#### Work instructions
Search the material and gather each line with "name" in it.

#### Material for the task
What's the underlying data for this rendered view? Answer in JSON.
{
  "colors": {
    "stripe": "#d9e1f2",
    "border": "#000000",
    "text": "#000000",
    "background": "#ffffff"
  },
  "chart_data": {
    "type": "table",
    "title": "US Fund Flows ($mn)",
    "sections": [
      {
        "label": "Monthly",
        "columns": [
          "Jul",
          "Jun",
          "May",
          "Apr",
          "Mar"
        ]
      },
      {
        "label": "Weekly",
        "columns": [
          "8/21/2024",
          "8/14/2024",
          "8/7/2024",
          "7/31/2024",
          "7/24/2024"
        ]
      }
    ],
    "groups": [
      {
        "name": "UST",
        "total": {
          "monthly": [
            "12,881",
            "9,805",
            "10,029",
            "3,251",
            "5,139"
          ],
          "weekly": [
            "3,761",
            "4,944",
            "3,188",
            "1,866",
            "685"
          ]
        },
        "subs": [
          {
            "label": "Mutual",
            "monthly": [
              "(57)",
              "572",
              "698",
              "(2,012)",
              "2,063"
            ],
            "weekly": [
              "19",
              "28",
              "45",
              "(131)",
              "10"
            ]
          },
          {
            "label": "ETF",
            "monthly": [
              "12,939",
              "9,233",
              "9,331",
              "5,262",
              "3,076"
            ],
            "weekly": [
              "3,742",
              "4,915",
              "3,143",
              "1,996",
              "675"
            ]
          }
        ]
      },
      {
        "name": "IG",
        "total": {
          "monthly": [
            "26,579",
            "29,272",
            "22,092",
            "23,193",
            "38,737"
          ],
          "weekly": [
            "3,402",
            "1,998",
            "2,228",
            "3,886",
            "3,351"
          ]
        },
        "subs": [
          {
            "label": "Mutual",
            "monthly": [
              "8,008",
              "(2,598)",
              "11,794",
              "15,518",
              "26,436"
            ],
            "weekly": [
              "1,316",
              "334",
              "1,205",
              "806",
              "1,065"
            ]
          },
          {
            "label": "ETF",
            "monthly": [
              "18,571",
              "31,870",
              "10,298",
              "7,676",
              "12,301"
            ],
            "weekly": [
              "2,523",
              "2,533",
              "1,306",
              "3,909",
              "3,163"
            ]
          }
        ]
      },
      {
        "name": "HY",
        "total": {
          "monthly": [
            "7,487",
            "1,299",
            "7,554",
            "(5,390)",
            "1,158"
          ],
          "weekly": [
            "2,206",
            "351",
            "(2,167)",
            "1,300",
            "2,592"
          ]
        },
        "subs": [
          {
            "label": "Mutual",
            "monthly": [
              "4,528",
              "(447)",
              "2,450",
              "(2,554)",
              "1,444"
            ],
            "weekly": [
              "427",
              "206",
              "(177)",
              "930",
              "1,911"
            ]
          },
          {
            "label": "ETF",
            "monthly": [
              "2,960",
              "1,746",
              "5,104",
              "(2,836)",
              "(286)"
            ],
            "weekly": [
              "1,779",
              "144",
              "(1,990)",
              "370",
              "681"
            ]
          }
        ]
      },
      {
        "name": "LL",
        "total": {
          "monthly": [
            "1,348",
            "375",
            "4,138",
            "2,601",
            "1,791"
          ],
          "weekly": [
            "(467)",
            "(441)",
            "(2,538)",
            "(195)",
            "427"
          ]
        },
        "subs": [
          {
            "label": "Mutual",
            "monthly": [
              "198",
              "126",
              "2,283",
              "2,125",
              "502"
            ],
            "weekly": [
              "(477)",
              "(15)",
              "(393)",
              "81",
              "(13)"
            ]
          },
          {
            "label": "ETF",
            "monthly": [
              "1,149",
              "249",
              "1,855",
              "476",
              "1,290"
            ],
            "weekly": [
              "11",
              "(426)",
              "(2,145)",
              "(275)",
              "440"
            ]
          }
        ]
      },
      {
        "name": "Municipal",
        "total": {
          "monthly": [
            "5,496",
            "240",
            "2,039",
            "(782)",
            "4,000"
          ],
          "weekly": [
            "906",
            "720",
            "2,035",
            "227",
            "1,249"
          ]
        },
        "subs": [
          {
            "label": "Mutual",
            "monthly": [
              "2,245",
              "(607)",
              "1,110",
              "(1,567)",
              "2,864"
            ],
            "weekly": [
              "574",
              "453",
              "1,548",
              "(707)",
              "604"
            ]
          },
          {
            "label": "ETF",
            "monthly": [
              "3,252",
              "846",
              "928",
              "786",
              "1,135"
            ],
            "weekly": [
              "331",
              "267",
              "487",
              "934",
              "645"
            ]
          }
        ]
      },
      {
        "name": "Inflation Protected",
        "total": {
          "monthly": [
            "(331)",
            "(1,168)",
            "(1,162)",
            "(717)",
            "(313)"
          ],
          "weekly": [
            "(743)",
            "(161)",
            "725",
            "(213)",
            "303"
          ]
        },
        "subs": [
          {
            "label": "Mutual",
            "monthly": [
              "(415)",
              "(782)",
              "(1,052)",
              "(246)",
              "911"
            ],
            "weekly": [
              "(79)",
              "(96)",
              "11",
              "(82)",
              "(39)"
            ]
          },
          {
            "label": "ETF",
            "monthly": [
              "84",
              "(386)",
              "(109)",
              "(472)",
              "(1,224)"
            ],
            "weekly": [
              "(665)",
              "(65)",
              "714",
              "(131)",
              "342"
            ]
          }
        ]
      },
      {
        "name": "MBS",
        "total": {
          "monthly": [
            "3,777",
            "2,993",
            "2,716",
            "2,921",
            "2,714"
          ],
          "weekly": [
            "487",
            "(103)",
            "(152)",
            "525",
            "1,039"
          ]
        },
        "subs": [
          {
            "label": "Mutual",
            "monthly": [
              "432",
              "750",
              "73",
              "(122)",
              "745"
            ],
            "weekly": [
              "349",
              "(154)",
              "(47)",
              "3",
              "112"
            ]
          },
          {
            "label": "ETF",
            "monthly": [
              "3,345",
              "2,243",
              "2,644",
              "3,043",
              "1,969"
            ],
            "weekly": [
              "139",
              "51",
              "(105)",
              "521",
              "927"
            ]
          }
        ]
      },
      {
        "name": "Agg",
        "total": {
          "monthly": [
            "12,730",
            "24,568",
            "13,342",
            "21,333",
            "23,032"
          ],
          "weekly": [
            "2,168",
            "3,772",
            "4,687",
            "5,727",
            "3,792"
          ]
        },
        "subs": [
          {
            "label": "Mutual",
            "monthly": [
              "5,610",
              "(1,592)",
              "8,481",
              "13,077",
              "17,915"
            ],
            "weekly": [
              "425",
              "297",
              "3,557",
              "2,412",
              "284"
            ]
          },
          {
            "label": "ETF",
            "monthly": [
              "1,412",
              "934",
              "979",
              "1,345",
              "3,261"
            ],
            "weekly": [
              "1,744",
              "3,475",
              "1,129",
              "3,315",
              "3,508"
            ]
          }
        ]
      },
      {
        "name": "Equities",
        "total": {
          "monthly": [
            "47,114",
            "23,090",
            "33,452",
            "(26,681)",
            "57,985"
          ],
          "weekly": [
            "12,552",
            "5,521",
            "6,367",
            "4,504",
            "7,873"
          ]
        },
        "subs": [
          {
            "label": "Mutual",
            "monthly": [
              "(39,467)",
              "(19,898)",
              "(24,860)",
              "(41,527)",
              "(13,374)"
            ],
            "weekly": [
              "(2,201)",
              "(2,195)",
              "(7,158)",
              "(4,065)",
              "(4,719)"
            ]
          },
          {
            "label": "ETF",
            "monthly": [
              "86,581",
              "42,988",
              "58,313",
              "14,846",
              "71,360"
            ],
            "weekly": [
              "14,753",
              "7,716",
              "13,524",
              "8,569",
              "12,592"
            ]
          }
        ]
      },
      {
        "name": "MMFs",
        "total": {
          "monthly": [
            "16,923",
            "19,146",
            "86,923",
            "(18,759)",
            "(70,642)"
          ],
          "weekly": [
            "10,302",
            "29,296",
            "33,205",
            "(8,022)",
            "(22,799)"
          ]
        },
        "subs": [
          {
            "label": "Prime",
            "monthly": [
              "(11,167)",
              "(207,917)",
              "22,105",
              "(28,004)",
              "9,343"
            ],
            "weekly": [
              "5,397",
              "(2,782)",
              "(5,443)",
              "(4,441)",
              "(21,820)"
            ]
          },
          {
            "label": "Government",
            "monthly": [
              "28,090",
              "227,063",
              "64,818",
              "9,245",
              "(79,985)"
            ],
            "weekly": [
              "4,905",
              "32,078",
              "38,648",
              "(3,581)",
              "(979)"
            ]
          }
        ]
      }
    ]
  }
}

#### Exercise answer
        "name": "UST",
        "name": "IG",
        "name": "HY",
        "name": "LL",
        "name": "Municipal",
        "name": "Inflation Protected",
        "name": "MBS",
        "name": "Agg",
        "name": "Equities",
        "name": "MMFs",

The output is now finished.